» **What you should do**
Write out each of the rows below without changing anything.

» **Available records**
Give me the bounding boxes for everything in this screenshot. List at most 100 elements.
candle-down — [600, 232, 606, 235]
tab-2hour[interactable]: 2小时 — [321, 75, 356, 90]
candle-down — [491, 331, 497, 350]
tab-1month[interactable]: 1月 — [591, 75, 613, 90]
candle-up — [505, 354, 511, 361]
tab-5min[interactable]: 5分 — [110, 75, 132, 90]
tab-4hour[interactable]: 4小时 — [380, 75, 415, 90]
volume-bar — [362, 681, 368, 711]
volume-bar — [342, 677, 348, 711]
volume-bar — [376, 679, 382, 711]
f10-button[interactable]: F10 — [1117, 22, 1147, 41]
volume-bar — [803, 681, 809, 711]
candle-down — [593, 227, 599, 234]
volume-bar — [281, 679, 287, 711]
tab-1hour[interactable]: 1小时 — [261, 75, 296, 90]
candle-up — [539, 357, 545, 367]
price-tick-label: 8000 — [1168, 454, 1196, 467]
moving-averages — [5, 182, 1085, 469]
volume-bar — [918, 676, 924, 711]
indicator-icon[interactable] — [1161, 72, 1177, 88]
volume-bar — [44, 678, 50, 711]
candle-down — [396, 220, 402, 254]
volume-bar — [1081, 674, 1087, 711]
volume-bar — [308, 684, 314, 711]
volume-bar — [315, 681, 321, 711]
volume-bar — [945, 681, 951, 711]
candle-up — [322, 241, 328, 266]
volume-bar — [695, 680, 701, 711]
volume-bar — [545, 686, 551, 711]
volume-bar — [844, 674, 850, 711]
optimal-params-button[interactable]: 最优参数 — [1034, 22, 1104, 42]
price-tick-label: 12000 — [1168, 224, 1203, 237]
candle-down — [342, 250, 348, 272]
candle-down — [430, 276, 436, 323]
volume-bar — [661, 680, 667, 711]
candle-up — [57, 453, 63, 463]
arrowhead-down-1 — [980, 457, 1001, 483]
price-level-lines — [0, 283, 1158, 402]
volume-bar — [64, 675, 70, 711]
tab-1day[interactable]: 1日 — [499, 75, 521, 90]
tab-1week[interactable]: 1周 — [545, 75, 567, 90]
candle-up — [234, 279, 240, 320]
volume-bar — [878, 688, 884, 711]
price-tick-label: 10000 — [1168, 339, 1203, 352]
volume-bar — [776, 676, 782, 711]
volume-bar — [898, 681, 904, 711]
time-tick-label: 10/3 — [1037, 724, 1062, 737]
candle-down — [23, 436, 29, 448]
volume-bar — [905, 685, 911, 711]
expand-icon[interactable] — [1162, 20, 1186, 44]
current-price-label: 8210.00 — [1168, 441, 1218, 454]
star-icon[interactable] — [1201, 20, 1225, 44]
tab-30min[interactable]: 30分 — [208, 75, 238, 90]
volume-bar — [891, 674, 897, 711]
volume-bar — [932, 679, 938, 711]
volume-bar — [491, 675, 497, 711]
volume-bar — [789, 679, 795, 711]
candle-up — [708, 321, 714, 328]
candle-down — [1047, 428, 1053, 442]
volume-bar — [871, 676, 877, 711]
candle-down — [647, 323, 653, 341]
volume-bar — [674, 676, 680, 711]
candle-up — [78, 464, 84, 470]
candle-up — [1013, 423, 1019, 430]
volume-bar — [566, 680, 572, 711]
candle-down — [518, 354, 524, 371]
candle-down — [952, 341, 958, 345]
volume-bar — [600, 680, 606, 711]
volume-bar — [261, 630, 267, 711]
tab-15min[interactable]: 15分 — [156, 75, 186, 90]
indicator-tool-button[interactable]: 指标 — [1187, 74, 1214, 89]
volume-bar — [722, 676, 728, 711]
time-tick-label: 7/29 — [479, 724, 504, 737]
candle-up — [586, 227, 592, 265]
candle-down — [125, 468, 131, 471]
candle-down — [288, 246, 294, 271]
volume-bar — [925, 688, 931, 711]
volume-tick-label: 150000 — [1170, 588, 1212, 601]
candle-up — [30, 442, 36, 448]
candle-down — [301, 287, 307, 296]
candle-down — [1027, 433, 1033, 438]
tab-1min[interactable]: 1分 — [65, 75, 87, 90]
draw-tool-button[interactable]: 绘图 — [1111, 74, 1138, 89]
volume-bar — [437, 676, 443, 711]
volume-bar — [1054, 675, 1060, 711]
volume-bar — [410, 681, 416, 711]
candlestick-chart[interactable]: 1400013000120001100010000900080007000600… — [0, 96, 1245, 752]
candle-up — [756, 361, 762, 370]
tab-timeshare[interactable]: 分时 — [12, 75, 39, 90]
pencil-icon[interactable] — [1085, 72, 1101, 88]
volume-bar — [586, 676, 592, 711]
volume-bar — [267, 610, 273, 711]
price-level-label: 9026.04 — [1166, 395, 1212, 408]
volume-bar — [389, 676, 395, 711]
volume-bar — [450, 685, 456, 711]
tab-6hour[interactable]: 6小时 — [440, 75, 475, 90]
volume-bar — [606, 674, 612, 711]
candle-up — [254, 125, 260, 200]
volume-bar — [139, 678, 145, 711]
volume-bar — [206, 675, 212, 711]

» **Complete output**
Give me the bounding boxes for everything in this screenshot. List at most 100 elements.
candle-down — [600, 232, 606, 235]
tab-2hour[interactable]: 2小时 — [321, 75, 356, 90]
candle-down — [491, 331, 497, 350]
tab-1month[interactable]: 1月 — [591, 75, 613, 90]
candle-up — [505, 354, 511, 361]
tab-5min[interactable]: 5分 — [110, 75, 132, 90]
tab-4hour[interactable]: 4小时 — [380, 75, 415, 90]
volume-bar — [362, 681, 368, 711]
volume-bar — [342, 677, 348, 711]
volume-bar — [376, 679, 382, 711]
f10-button[interactable]: F10 — [1117, 22, 1147, 41]
volume-bar — [803, 681, 809, 711]
candle-down — [593, 227, 599, 234]
volume-bar — [281, 679, 287, 711]
tab-1hour[interactable]: 1小时 — [261, 75, 296, 90]
candle-up — [539, 357, 545, 367]
price-tick-label: 8000 — [1168, 454, 1196, 467]
moving-averages — [5, 182, 1085, 469]
volume-bar — [918, 676, 924, 711]
indicator-icon[interactable] — [1161, 72, 1177, 88]
volume-bar — [44, 678, 50, 711]
candle-down — [396, 220, 402, 254]
volume-bar — [1081, 674, 1087, 711]
volume-bar — [308, 684, 314, 711]
volume-bar — [315, 681, 321, 711]
volume-bar — [945, 681, 951, 711]
candle-up — [322, 241, 328, 266]
volume-bar — [695, 680, 701, 711]
volume-bar — [545, 686, 551, 711]
volume-bar — [844, 674, 850, 711]
optimal-params-button[interactable]: 最优参数 — [1034, 22, 1104, 42]
price-tick-label: 12000 — [1168, 224, 1203, 237]
candle-down — [342, 250, 348, 272]
candle-down — [430, 276, 436, 323]
volume-bar — [661, 680, 667, 711]
candle-up — [57, 453, 63, 463]
arrowhead-down-1 — [980, 457, 1001, 483]
price-level-lines — [0, 283, 1158, 402]
volume-bar — [64, 675, 70, 711]
tab-1day[interactable]: 1日 — [499, 75, 521, 90]
tab-1week[interactable]: 1周 — [545, 75, 567, 90]
candle-up — [234, 279, 240, 320]
volume-bar — [878, 688, 884, 711]
price-tick-label: 10000 — [1168, 339, 1203, 352]
volume-bar — [776, 676, 782, 711]
volume-bar — [898, 681, 904, 711]
time-tick-label: 10/3 — [1037, 724, 1062, 737]
candle-down — [23, 436, 29, 448]
volume-bar — [905, 685, 911, 711]
expand-icon[interactable] — [1162, 20, 1186, 44]
current-price-label: 8210.00 — [1168, 441, 1218, 454]
star-icon[interactable] — [1201, 20, 1225, 44]
tab-30min[interactable]: 30分 — [208, 75, 238, 90]
volume-bar — [891, 674, 897, 711]
volume-bar — [932, 679, 938, 711]
volume-bar — [491, 675, 497, 711]
volume-bar — [789, 679, 795, 711]
candle-up — [708, 321, 714, 328]
candle-down — [1047, 428, 1053, 442]
volume-bar — [871, 676, 877, 711]
candle-down — [647, 323, 653, 341]
volume-bar — [674, 676, 680, 711]
candle-up — [78, 464, 84, 470]
candle-up — [1013, 423, 1019, 430]
volume-bar — [566, 680, 572, 711]
candle-down — [518, 354, 524, 371]
candle-down — [952, 341, 958, 345]
volume-bar — [600, 680, 606, 711]
volume-bar — [261, 630, 267, 711]
tab-15min[interactable]: 15分 — [156, 75, 186, 90]
indicator-tool-button[interactable]: 指标 — [1187, 74, 1214, 89]
volume-bar — [722, 676, 728, 711]
time-tick-label: 7/29 — [479, 724, 504, 737]
candle-up — [586, 227, 592, 265]
candle-down — [125, 468, 131, 471]
candle-down — [288, 246, 294, 271]
volume-bar — [925, 688, 931, 711]
volume-tick-label: 150000 — [1170, 588, 1212, 601]
candle-up — [30, 442, 36, 448]
candle-down — [301, 287, 307, 296]
candle-down — [1027, 433, 1033, 438]
tab-1min[interactable]: 1分 — [65, 75, 87, 90]
draw-tool-button[interactable]: 绘图 — [1111, 74, 1138, 89]
volume-bar — [437, 676, 443, 711]
volume-bar — [1054, 675, 1060, 711]
volume-bar — [410, 681, 416, 711]
candlestick-chart[interactable]: 1400013000120001100010000900080007000600… — [0, 96, 1245, 752]
candle-up — [756, 361, 762, 370]
tab-timeshare[interactable]: 分时 — [12, 75, 39, 90]
pencil-icon[interactable] — [1085, 72, 1101, 88]
volume-bar — [586, 676, 592, 711]
volume-bar — [267, 610, 273, 711]
price-level-label: 9026.04 — [1166, 395, 1212, 408]
volume-bar — [389, 676, 395, 711]
volume-bar — [450, 685, 456, 711]
tab-6hour[interactable]: 6小时 — [440, 75, 475, 90]
volume-bar — [606, 674, 612, 711]
candle-up — [254, 125, 260, 200]
volume-bar — [139, 678, 145, 711]
volume-bar — [206, 675, 212, 711]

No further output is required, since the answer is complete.